[Some records]

• • • •

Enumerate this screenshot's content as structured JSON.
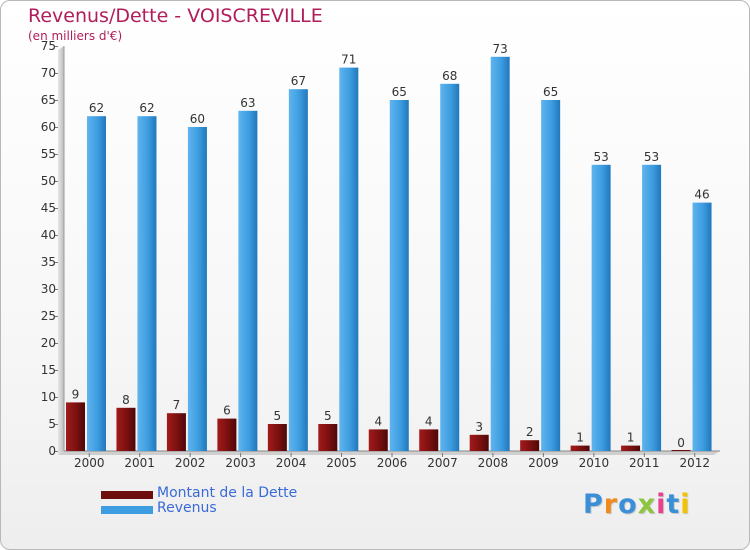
{
  "chart_data": {
    "type": "bar",
    "title": "Revenus/Dette - VOISCREVILLE",
    "subtitle": "(en milliers d'€)",
    "categories": [
      "2000",
      "2001",
      "2002",
      "2003",
      "2004",
      "2005",
      "2006",
      "2007",
      "2008",
      "2009",
      "2010",
      "2011",
      "2012"
    ],
    "series": [
      {
        "name": "Montant de la Dette",
        "color": "#7a1010",
        "values": [
          9,
          8,
          7,
          6,
          5,
          5,
          4,
          4,
          3,
          2,
          1,
          1,
          0
        ]
      },
      {
        "name": "Revenus",
        "color": "#3d9de0",
        "values": [
          62,
          62,
          60,
          63,
          67,
          71,
          65,
          68,
          73,
          65,
          53,
          53,
          46
        ]
      }
    ],
    "ylim": [
      0,
      75
    ],
    "yticks": [
      0,
      5,
      10,
      15,
      20,
      25,
      30,
      35,
      40,
      45,
      50,
      55,
      60,
      65,
      70,
      75
    ],
    "xlabel": "",
    "ylabel": "",
    "grid": false,
    "legend_position": "bottom-left"
  },
  "brand": {
    "logo_text": "Proxiti",
    "letter_colors": [
      "#3b8fd9",
      "#f08a1c",
      "#3b8fd9",
      "#8cc63f",
      "#e83f8e",
      "#3b8fd9",
      "#f3c200"
    ]
  }
}
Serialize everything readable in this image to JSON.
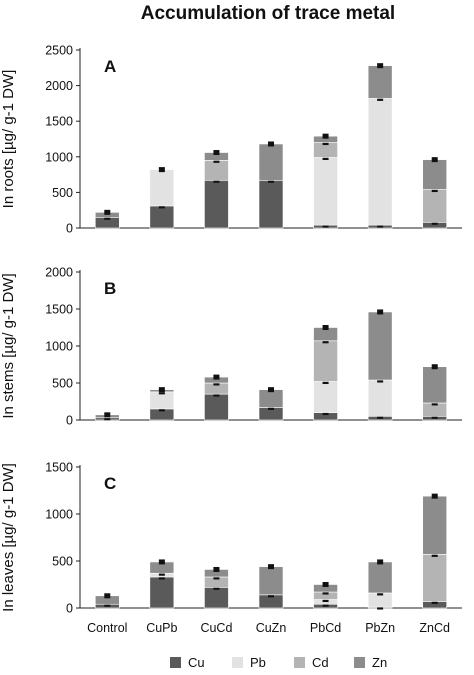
{
  "chart_data": {
    "type": "bar",
    "title": "Accumulation of trace metal",
    "categories": [
      "Control",
      "CuPb",
      "CuCd",
      "CuZn",
      "PbCd",
      "PbZn",
      "ZnCd"
    ],
    "legend": {
      "placement": "bottom",
      "items": [
        {
          "name": "Cu",
          "color": "#5a5a5a"
        },
        {
          "name": "Pb",
          "color": "#e2e2e2"
        },
        {
          "name": "Cd",
          "color": "#b4b4b4"
        },
        {
          "name": "Zn",
          "color": "#8c8c8c"
        }
      ]
    },
    "panels": [
      {
        "label": "A",
        "ylabel": "In roots [µg/ g-1 DW]",
        "ylim": [
          0,
          2500
        ],
        "yticks": [
          0,
          500,
          1000,
          1500,
          2000,
          2500
        ],
        "series": [
          {
            "name": "Cu",
            "values": [
              150,
              310,
              670,
              670,
              40,
              40,
              80
            ]
          },
          {
            "name": "Pb",
            "values": [
              0,
              510,
              0,
              0,
              950,
              1780,
              0
            ]
          },
          {
            "name": "Cd",
            "values": [
              0,
              0,
              280,
              0,
              210,
              0,
              460
            ]
          },
          {
            "name": "Zn",
            "values": [
              70,
              0,
              110,
              510,
              90,
              460,
              420
            ]
          }
        ]
      },
      {
        "label": "B",
        "ylabel": "In stems [µg/ g-1 DW]",
        "ylim": [
          0,
          2000
        ],
        "yticks": [
          0,
          500,
          1000,
          1500,
          2000
        ],
        "series": [
          {
            "name": "Cu",
            "values": [
              30,
              150,
              350,
              170,
              100,
              50,
              50
            ]
          },
          {
            "name": "Pb",
            "values": [
              0,
              230,
              0,
              0,
              420,
              490,
              0
            ]
          },
          {
            "name": "Cd",
            "values": [
              0,
              0,
              150,
              0,
              550,
              0,
              180
            ]
          },
          {
            "name": "Zn",
            "values": [
              40,
              30,
              80,
              240,
              180,
              920,
              490
            ]
          }
        ]
      },
      {
        "label": "C",
        "ylabel": "In leaves [µg/ g-1 DW]",
        "ylim": [
          0,
          1500
        ],
        "yticks": [
          0,
          500,
          1000,
          1500
        ],
        "series": [
          {
            "name": "Cu",
            "values": [
              40,
              330,
              220,
              140,
              40,
              10,
              70
            ]
          },
          {
            "name": "Pb",
            "values": [
              0,
              40,
              0,
              0,
              50,
              150,
              0
            ]
          },
          {
            "name": "Cd",
            "values": [
              0,
              0,
              110,
              0,
              80,
              0,
              500
            ]
          },
          {
            "name": "Zn",
            "values": [
              90,
              120,
              80,
              300,
              80,
              330,
              620
            ]
          }
        ]
      }
    ]
  }
}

• • • •

▸ **Requirements**
Without the pictures, print the whole listing exactly as given.

▸ **Answer**
Enumerate this screenshot's content as structured JSON.
{
  "chart_data": {
    "type": "bar",
    "title": "Revenus/Dette - VOISCREVILLE",
    "subtitle": "(en milliers d'€)",
    "categories": [
      "2000",
      "2001",
      "2002",
      "2003",
      "2004",
      "2005",
      "2006",
      "2007",
      "2008",
      "2009",
      "2010",
      "2011",
      "2012"
    ],
    "series": [
      {
        "name": "Montant de la Dette",
        "color": "#7a1010",
        "values": [
          9,
          8,
          7,
          6,
          5,
          5,
          4,
          4,
          3,
          2,
          1,
          1,
          0
        ]
      },
      {
        "name": "Revenus",
        "color": "#3d9de0",
        "values": [
          62,
          62,
          60,
          63,
          67,
          71,
          65,
          68,
          73,
          65,
          53,
          53,
          46
        ]
      }
    ],
    "ylim": [
      0,
      75
    ],
    "yticks": [
      0,
      5,
      10,
      15,
      20,
      25,
      30,
      35,
      40,
      45,
      50,
      55,
      60,
      65,
      70,
      75
    ],
    "xlabel": "",
    "ylabel": "",
    "grid": false,
    "legend_position": "bottom-left"
  },
  "brand": {
    "logo_text": "Proxiti",
    "letter_colors": [
      "#3b8fd9",
      "#f08a1c",
      "#3b8fd9",
      "#8cc63f",
      "#e83f8e",
      "#3b8fd9",
      "#f3c200"
    ]
  }
}
Serialize everything readable in this image to JSON.
{
  "chart_data": {
    "type": "bar",
    "title": "Accumulation of trace metal",
    "categories": [
      "Control",
      "CuPb",
      "CuCd",
      "CuZn",
      "PbCd",
      "PbZn",
      "ZnCd"
    ],
    "legend": {
      "placement": "bottom",
      "items": [
        {
          "name": "Cu",
          "color": "#5a5a5a"
        },
        {
          "name": "Pb",
          "color": "#e2e2e2"
        },
        {
          "name": "Cd",
          "color": "#b4b4b4"
        },
        {
          "name": "Zn",
          "color": "#8c8c8c"
        }
      ]
    },
    "panels": [
      {
        "label": "A",
        "ylabel": "In roots [µg/ g-1 DW]",
        "ylim": [
          0,
          2500
        ],
        "yticks": [
          0,
          500,
          1000,
          1500,
          2000,
          2500
        ],
        "series": [
          {
            "name": "Cu",
            "values": [
              150,
              310,
              670,
              670,
              40,
              40,
              80
            ]
          },
          {
            "name": "Pb",
            "values": [
              0,
              510,
              0,
              0,
              950,
              1780,
              0
            ]
          },
          {
            "name": "Cd",
            "values": [
              0,
              0,
              280,
              0,
              210,
              0,
              460
            ]
          },
          {
            "name": "Zn",
            "values": [
              70,
              0,
              110,
              510,
              90,
              460,
              420
            ]
          }
        ]
      },
      {
        "label": "B",
        "ylabel": "In stems [µg/ g-1 DW]",
        "ylim": [
          0,
          2000
        ],
        "yticks": [
          0,
          500,
          1000,
          1500,
          2000
        ],
        "series": [
          {
            "name": "Cu",
            "values": [
              30,
              150,
              350,
              170,
              100,
              50,
              50
            ]
          },
          {
            "name": "Pb",
            "values": [
              0,
              230,
              0,
              0,
              420,
              490,
              0
            ]
          },
          {
            "name": "Cd",
            "values": [
              0,
              0,
              150,
              0,
              550,
              0,
              180
            ]
          },
          {
            "name": "Zn",
            "values": [
              40,
              30,
              80,
              240,
              180,
              920,
              490
            ]
          }
        ]
      },
      {
        "label": "C",
        "ylabel": "In leaves [µg/ g-1 DW]",
        "ylim": [
          0,
          1500
        ],
        "yticks": [
          0,
          500,
          1000,
          1500
        ],
        "series": [
          {
            "name": "Cu",
            "values": [
              40,
              330,
              220,
              140,
              40,
              10,
              70
            ]
          },
          {
            "name": "Pb",
            "values": [
              0,
              40,
              0,
              0,
              50,
              150,
              0
            ]
          },
          {
            "name": "Cd",
            "values": [
              0,
              0,
              110,
              0,
              80,
              0,
              500
            ]
          },
          {
            "name": "Zn",
            "values": [
              90,
              120,
              80,
              300,
              80,
              330,
              620
            ]
          }
        ]
      }
    ]
  }
}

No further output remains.